▶ **WHAT THE EXERCISE ASKS**: Copy every line in which the string "page" occurs.

▶ **PROVIDED RECORDS**:
--

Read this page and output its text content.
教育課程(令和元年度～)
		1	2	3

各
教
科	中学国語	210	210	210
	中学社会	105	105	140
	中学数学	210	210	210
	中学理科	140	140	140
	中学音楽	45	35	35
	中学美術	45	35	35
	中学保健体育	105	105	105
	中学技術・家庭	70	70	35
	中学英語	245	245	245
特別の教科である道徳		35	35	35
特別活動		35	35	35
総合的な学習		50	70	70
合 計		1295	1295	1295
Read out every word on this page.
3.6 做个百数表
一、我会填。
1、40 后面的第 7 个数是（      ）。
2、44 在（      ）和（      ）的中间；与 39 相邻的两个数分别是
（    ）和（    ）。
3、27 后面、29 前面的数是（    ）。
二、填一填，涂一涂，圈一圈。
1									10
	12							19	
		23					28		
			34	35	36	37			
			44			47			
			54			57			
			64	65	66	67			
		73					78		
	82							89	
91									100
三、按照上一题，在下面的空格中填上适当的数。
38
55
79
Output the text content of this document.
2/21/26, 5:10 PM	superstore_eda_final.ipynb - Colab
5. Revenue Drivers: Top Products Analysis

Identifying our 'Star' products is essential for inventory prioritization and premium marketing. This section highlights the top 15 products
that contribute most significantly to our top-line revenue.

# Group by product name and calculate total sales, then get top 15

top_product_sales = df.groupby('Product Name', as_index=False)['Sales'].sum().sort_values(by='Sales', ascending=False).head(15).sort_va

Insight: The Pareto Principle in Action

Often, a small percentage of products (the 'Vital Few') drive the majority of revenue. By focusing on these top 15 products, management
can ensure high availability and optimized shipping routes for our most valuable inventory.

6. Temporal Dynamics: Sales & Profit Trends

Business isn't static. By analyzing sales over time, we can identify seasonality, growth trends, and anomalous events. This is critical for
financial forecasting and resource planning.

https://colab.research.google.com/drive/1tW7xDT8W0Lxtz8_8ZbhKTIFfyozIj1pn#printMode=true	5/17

--

▶ **COMPLETE OUTPUT**:
Read this page and output its text content.
Read out every word on this page.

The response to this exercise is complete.